── SUPPLIED INFORMATION ──
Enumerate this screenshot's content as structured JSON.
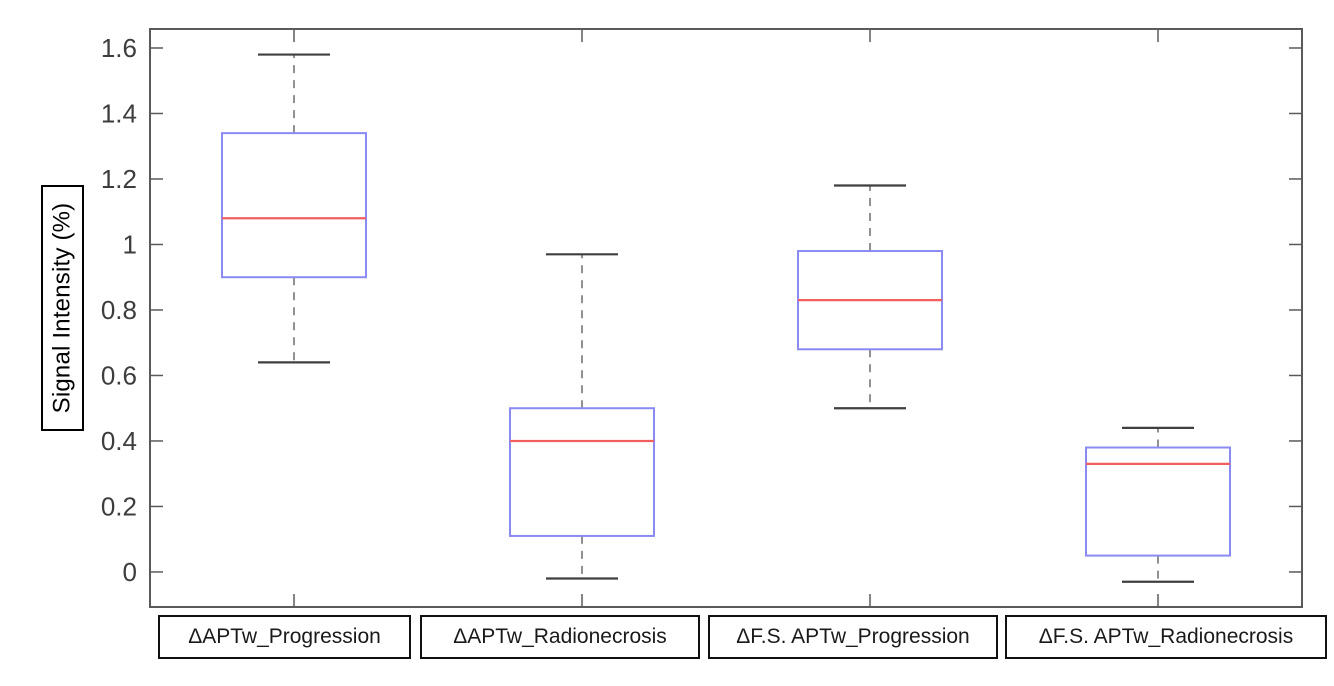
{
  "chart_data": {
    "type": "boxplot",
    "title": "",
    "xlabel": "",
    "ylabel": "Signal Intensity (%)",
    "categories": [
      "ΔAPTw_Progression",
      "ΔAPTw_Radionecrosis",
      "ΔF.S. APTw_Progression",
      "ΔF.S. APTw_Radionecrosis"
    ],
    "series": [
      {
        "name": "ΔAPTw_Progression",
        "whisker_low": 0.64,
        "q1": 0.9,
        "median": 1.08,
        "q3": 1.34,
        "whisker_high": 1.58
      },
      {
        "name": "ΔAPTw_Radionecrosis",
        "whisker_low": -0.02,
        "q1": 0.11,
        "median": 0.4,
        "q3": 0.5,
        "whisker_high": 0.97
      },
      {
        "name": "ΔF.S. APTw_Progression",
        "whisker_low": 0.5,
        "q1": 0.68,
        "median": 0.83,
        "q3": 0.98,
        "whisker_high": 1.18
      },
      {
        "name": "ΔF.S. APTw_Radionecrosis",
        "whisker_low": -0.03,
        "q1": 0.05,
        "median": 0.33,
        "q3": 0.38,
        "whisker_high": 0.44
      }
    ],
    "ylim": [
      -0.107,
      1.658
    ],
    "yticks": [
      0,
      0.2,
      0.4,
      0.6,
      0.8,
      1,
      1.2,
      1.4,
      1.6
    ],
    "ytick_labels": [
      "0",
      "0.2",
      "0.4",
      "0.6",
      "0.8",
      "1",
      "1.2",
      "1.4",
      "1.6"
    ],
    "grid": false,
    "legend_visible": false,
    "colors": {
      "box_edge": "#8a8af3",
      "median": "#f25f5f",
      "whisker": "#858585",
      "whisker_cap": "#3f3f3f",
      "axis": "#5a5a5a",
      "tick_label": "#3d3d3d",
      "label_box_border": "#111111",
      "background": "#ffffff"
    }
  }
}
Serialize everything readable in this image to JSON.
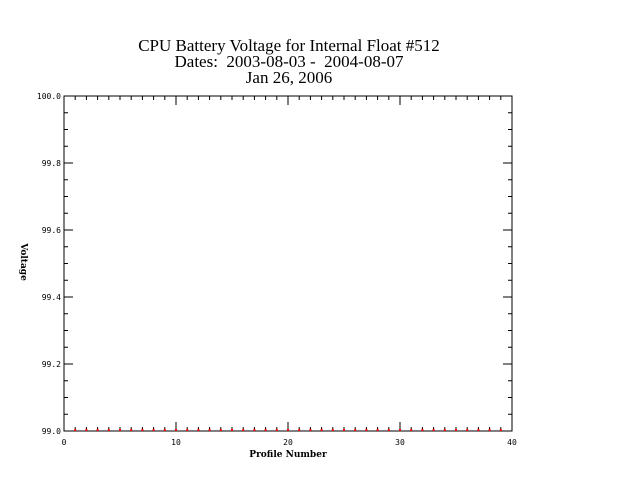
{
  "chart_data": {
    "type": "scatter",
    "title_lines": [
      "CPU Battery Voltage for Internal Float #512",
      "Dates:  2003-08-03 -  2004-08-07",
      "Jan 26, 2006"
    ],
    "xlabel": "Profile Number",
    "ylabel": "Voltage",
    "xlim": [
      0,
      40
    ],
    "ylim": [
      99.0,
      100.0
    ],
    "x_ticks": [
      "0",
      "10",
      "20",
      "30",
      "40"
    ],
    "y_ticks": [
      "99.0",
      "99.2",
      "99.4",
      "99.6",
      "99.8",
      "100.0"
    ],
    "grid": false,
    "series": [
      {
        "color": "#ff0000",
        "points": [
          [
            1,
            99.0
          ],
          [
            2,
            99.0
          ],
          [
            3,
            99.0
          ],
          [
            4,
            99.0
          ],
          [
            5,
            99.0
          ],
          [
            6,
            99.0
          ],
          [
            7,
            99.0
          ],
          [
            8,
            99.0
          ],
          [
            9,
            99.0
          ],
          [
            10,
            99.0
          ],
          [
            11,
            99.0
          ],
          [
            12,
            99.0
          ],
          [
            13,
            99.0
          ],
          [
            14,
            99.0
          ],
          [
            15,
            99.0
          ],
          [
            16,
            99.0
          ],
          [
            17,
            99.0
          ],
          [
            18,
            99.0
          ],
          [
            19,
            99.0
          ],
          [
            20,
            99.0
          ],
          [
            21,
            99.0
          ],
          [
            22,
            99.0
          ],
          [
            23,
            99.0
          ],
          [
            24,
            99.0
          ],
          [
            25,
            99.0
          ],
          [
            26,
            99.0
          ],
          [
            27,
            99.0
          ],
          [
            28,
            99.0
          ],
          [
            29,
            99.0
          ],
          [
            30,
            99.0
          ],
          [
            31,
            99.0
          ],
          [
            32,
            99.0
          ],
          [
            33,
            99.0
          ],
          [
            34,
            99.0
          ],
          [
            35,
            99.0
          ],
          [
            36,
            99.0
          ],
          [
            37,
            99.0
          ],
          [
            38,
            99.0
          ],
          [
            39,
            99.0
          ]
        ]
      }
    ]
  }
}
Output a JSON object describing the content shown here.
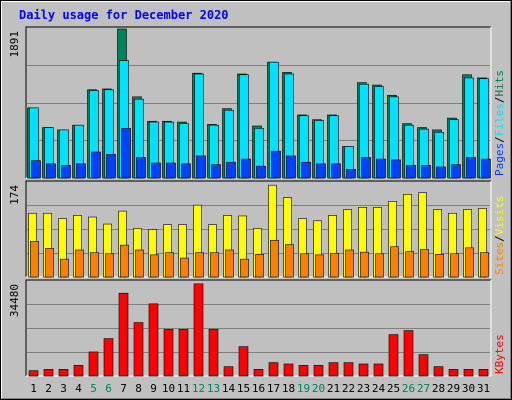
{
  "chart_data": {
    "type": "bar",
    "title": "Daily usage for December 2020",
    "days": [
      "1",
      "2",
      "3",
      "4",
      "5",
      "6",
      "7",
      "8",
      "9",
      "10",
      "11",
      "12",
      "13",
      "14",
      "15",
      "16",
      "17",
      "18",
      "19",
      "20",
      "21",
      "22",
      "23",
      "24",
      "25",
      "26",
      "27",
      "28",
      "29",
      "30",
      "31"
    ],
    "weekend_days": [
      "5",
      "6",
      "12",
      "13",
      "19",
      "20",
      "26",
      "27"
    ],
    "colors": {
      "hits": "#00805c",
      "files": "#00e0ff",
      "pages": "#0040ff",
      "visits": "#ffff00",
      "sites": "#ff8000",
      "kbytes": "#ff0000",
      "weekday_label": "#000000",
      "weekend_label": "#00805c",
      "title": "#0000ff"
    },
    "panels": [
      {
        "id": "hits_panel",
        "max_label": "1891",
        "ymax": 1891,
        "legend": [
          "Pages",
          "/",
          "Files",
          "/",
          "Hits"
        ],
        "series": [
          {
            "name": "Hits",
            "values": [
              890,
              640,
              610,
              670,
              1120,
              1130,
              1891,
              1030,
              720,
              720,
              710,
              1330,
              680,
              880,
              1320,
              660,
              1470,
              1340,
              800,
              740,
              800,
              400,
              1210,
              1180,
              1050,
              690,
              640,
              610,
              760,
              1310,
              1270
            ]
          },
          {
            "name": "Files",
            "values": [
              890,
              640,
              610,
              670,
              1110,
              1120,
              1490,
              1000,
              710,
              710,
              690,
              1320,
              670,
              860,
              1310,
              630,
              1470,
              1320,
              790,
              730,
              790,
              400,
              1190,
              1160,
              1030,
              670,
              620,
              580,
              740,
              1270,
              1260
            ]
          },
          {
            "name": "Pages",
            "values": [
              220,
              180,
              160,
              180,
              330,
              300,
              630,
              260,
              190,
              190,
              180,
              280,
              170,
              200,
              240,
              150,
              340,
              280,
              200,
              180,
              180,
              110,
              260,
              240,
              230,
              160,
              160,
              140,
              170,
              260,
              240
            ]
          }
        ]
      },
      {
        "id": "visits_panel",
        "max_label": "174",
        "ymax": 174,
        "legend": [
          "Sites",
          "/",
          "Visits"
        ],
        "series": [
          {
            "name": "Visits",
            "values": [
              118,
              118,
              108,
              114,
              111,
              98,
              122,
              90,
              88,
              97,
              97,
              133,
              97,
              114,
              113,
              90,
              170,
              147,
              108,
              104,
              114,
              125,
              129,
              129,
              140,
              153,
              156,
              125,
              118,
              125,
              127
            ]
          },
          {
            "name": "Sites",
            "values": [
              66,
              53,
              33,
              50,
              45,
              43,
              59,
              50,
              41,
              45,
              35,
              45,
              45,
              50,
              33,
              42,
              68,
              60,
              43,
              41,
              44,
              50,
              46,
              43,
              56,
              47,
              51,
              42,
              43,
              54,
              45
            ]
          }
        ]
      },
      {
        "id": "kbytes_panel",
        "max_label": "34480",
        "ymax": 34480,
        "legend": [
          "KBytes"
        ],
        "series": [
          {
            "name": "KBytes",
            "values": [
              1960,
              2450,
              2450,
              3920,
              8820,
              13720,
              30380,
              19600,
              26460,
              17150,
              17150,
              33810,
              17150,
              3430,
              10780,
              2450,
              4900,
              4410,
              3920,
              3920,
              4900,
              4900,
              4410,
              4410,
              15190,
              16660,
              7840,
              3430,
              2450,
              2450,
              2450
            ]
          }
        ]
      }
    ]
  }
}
───
**WHAT IS BEING ASKED**
Write out the entries above verbatim; the pictures do not belong in your copy.

**RESULT FOR THIS EXERCISE**
Enumerate this screenshot's content as structured JSON.
{
  "chart_data": {
    "type": "boxplot",
    "title": "",
    "xlabel": "",
    "ylabel": "Signal Intensity (%)",
    "categories": [
      "ΔAPTw_Progression",
      "ΔAPTw_Radionecrosis",
      "ΔF.S. APTw_Progression",
      "ΔF.S. APTw_Radionecrosis"
    ],
    "series": [
      {
        "name": "ΔAPTw_Progression",
        "whisker_low": 0.64,
        "q1": 0.9,
        "median": 1.08,
        "q3": 1.34,
        "whisker_high": 1.58
      },
      {
        "name": "ΔAPTw_Radionecrosis",
        "whisker_low": -0.02,
        "q1": 0.11,
        "median": 0.4,
        "q3": 0.5,
        "whisker_high": 0.97
      },
      {
        "name": "ΔF.S. APTw_Progression",
        "whisker_low": 0.5,
        "q1": 0.68,
        "median": 0.83,
        "q3": 0.98,
        "whisker_high": 1.18
      },
      {
        "name": "ΔF.S. APTw_Radionecrosis",
        "whisker_low": -0.03,
        "q1": 0.05,
        "median": 0.33,
        "q3": 0.38,
        "whisker_high": 0.44
      }
    ],
    "ylim": [
      -0.107,
      1.658
    ],
    "yticks": [
      0,
      0.2,
      0.4,
      0.6,
      0.8,
      1,
      1.2,
      1.4,
      1.6
    ],
    "ytick_labels": [
      "0",
      "0.2",
      "0.4",
      "0.6",
      "0.8",
      "1",
      "1.2",
      "1.4",
      "1.6"
    ],
    "grid": false,
    "legend_visible": false,
    "colors": {
      "box_edge": "#8a8af3",
      "median": "#f25f5f",
      "whisker": "#858585",
      "whisker_cap": "#3f3f3f",
      "axis": "#5a5a5a",
      "tick_label": "#3d3d3d",
      "label_box_border": "#111111",
      "background": "#ffffff"
    }
  }
}
Serialize everything readable in this image to JSON.
{
  "chart_data": {
    "type": "scatter",
    "title_lines": [
      "CPU Battery Voltage for Internal Float #512",
      "Dates:  2003-08-03 -  2004-08-07",
      "Jan 26, 2006"
    ],
    "xlabel": "Profile Number",
    "ylabel": "Voltage",
    "xlim": [
      0,
      40
    ],
    "ylim": [
      99.0,
      100.0
    ],
    "x_ticks": [
      "0",
      "10",
      "20",
      "30",
      "40"
    ],
    "y_ticks": [
      "99.0",
      "99.2",
      "99.4",
      "99.6",
      "99.8",
      "100.0"
    ],
    "grid": false,
    "series": [
      {
        "color": "#ff0000",
        "points": [
          [
            1,
            99.0
          ],
          [
            2,
            99.0
          ],
          [
            3,
            99.0
          ],
          [
            4,
            99.0
          ],
          [
            5,
            99.0
          ],
          [
            6,
            99.0
          ],
          [
            7,
            99.0
          ],
          [
            8,
            99.0
          ],
          [
            9,
            99.0
          ],
          [
            10,
            99.0
          ],
          [
            11,
            99.0
          ],
          [
            12,
            99.0
          ],
          [
            13,
            99.0
          ],
          [
            14,
            99.0
          ],
          [
            15,
            99.0
          ],
          [
            16,
            99.0
          ],
          [
            17,
            99.0
          ],
          [
            18,
            99.0
          ],
          [
            19,
            99.0
          ],
          [
            20,
            99.0
          ],
          [
            21,
            99.0
          ],
          [
            22,
            99.0
          ],
          [
            23,
            99.0
          ],
          [
            24,
            99.0
          ],
          [
            25,
            99.0
          ],
          [
            26,
            99.0
          ],
          [
            27,
            99.0
          ],
          [
            28,
            99.0
          ],
          [
            29,
            99.0
          ],
          [
            30,
            99.0
          ],
          [
            31,
            99.0
          ],
          [
            32,
            99.0
          ],
          [
            33,
            99.0
          ],
          [
            34,
            99.0
          ],
          [
            35,
            99.0
          ],
          [
            36,
            99.0
          ],
          [
            37,
            99.0
          ],
          [
            38,
            99.0
          ],
          [
            39,
            99.0
          ]
        ]
      }
    ]
  }
}
Output a JSON object describing the content shown here.
{
  "chart_data": {
    "type": "bar",
    "title": "Daily usage for December 2020",
    "days": [
      "1",
      "2",
      "3",
      "4",
      "5",
      "6",
      "7",
      "8",
      "9",
      "10",
      "11",
      "12",
      "13",
      "14",
      "15",
      "16",
      "17",
      "18",
      "19",
      "20",
      "21",
      "22",
      "23",
      "24",
      "25",
      "26",
      "27",
      "28",
      "29",
      "30",
      "31"
    ],
    "weekend_days": [
      "5",
      "6",
      "12",
      "13",
      "19",
      "20",
      "26",
      "27"
    ],
    "colors": {
      "hits": "#00805c",
      "files": "#00e0ff",
      "pages": "#0040ff",
      "visits": "#ffff00",
      "sites": "#ff8000",
      "kbytes": "#ff0000",
      "weekday_label": "#000000",
      "weekend_label": "#00805c",
      "title": "#0000ff"
    },
    "panels": [
      {
        "id": "hits_panel",
        "max_label": "1891",
        "ymax": 1891,
        "legend": [
          "Pages",
          "/",
          "Files",
          "/",
          "Hits"
        ],
        "series": [
          {
            "name": "Hits",
            "values": [
              890,
              640,
              610,
              670,
              1120,
              1130,
              1891,
              1030,
              720,
              720,
              710,
              1330,
              680,
              880,
              1320,
              660,
              1470,
              1340,
              800,
              740,
              800,
              400,
              1210,
              1180,
              1050,
              690,
              640,
              610,
              760,
              1310,
              1270
            ]
          },
          {
            "name": "Files",
            "values": [
              890,
              640,
              610,
              670,
              1110,
              1120,
              1490,
              1000,
              710,
              710,
              690,
              1320,
              670,
              860,
              1310,
              630,
              1470,
              1320,
              790,
              730,
              790,
              400,
              1190,
              1160,
              1030,
              670,
              620,
              580,
              740,
              1270,
              1260
            ]
          },
          {
            "name": "Pages",
            "values": [
              220,
              180,
              160,
              180,
              330,
              300,
              630,
              260,
              190,
              190,
              180,
              280,
              170,
              200,
              240,
              150,
              340,
              280,
              200,
              180,
              180,
              110,
              260,
              240,
              230,
              160,
              160,
              140,
              170,
              260,
              240
            ]
          }
        ]
      },
      {
        "id": "visits_panel",
        "max_label": "174",
        "ymax": 174,
        "legend": [
          "Sites",
          "/",
          "Visits"
        ],
        "series": [
          {
            "name": "Visits",
            "values": [
              118,
              118,
              108,
              114,
              111,
              98,
              122,
              90,
              88,
              97,
              97,
              133,
              97,
              114,
              113,
              90,
              170,
              147,
              108,
              104,
              114,
              125,
              129,
              129,
              140,
              153,
              156,
              125,
              118,
              125,
              127
            ]
          },
          {
            "name": "Sites",
            "values": [
              66,
              53,
              33,
              50,
              45,
              43,
              59,
              50,
              41,
              45,
              35,
              45,
              45,
              50,
              33,
              42,
              68,
              60,
              43,
              41,
              44,
              50,
              46,
              43,
              56,
              47,
              51,
              42,
              43,
              54,
              45
            ]
          }
        ]
      },
      {
        "id": "kbytes_panel",
        "max_label": "34480",
        "ymax": 34480,
        "legend": [
          "KBytes"
        ],
        "series": [
          {
            "name": "KBytes",
            "values": [
              1960,
              2450,
              2450,
              3920,
              8820,
              13720,
              30380,
              19600,
              26460,
              17150,
              17150,
              33810,
              17150,
              3430,
              10780,
              2450,
              4900,
              4410,
              3920,
              3920,
              4900,
              4900,
              4410,
              4410,
              15190,
              16660,
              7840,
              3430,
              2450,
              2450,
              2450
            ]
          }
        ]
      }
    ]
  }
}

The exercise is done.